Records
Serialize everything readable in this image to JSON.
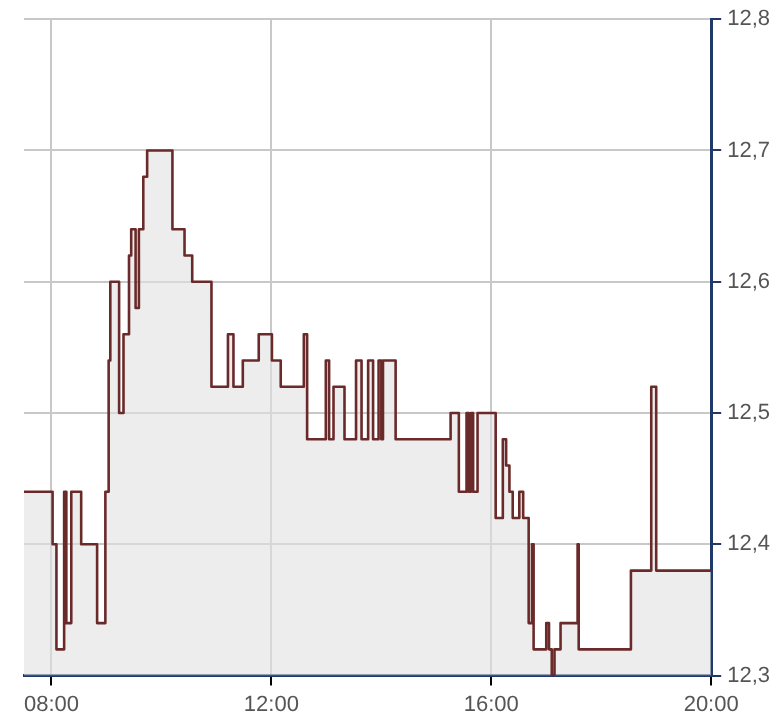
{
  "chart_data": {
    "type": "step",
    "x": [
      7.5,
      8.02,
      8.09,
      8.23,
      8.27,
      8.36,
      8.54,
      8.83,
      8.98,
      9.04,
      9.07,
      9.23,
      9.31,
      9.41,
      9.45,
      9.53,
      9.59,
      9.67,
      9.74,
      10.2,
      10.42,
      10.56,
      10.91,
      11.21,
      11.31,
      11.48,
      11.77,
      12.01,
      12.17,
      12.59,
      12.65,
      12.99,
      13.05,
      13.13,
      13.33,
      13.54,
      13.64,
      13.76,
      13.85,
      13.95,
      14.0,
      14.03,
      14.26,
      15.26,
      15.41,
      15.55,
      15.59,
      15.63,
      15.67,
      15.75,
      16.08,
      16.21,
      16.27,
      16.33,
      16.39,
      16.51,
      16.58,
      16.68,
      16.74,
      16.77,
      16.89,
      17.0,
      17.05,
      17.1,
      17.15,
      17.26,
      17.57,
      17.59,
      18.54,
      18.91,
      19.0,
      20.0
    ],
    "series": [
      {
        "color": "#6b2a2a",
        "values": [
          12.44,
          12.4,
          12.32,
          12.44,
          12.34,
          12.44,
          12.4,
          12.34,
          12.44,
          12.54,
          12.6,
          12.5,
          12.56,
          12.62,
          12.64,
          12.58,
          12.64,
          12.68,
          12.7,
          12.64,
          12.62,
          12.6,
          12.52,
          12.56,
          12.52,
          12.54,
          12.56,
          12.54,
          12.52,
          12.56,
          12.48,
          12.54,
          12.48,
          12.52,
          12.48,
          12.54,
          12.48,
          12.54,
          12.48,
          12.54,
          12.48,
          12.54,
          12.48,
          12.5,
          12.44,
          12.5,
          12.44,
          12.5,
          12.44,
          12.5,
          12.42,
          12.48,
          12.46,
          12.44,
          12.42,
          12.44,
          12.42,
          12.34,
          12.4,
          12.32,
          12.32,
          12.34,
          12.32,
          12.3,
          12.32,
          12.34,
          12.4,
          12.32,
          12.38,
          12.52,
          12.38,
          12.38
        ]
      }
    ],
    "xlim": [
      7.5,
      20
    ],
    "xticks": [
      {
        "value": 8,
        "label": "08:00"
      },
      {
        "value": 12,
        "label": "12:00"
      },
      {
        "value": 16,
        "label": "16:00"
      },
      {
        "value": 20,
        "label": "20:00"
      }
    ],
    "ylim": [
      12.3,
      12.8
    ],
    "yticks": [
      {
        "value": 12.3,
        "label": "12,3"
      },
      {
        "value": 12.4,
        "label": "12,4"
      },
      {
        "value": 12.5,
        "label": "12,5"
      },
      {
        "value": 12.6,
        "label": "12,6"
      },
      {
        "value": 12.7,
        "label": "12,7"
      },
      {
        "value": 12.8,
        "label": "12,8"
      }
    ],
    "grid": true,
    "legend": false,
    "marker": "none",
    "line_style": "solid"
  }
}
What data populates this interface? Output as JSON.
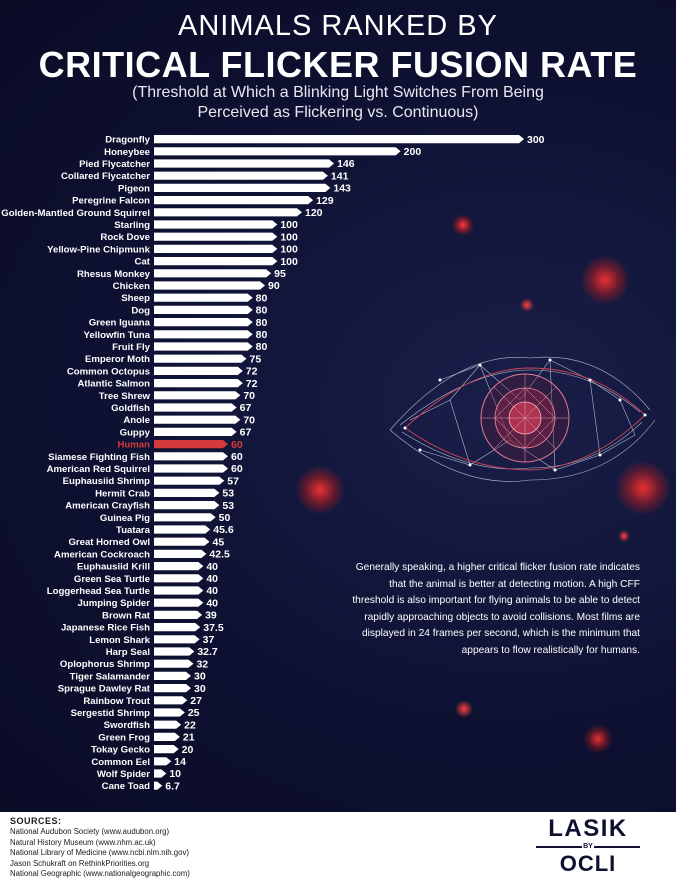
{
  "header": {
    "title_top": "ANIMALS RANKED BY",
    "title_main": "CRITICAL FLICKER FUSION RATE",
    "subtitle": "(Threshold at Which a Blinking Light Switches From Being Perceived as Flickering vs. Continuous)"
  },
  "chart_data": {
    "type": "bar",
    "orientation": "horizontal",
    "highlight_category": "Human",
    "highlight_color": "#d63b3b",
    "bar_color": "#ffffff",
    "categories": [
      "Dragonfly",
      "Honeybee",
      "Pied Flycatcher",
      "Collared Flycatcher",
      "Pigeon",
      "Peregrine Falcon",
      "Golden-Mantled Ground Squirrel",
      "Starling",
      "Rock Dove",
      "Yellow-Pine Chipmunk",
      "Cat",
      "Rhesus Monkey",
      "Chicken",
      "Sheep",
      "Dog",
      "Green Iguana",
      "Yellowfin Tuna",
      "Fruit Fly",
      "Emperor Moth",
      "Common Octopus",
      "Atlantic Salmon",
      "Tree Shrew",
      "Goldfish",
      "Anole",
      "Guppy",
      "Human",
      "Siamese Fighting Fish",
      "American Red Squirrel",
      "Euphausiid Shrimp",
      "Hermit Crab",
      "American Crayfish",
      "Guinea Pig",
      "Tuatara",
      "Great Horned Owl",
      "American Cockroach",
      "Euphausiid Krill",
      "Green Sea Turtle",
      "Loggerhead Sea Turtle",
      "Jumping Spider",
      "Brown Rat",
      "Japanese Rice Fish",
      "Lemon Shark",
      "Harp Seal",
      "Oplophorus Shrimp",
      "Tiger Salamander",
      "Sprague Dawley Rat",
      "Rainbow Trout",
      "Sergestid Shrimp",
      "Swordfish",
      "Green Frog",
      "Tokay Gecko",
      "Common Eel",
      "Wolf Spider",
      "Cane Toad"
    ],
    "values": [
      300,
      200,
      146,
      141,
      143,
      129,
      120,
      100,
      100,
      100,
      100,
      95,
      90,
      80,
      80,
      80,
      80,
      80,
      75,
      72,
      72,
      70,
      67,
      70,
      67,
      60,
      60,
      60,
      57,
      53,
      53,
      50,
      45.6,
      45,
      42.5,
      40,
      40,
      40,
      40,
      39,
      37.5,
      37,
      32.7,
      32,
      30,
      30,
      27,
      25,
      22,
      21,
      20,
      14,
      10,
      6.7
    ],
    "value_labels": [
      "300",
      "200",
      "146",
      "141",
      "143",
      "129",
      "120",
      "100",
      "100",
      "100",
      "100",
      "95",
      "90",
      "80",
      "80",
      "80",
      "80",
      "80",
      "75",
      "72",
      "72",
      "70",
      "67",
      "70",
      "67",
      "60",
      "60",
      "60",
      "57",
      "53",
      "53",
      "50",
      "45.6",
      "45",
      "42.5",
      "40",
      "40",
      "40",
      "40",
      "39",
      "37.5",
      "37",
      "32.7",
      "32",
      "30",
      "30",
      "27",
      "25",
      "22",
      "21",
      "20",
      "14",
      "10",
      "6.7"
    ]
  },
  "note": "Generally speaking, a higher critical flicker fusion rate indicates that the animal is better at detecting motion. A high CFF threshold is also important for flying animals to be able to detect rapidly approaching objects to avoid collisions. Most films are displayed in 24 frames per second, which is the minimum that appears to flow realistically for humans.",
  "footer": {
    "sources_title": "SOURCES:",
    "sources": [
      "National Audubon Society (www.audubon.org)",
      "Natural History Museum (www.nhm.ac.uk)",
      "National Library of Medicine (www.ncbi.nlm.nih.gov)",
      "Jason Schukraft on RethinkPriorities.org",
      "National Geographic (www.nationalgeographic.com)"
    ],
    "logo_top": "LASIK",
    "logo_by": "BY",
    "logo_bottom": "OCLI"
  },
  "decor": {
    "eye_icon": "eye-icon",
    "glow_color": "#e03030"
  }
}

### Exercise details
Take every line above carrying "Shrimp" and return it.

### Solution to the problem
      "Euphausiid Shrimp",
      "Oplophorus Shrimp",
      "Sergestid Shrimp",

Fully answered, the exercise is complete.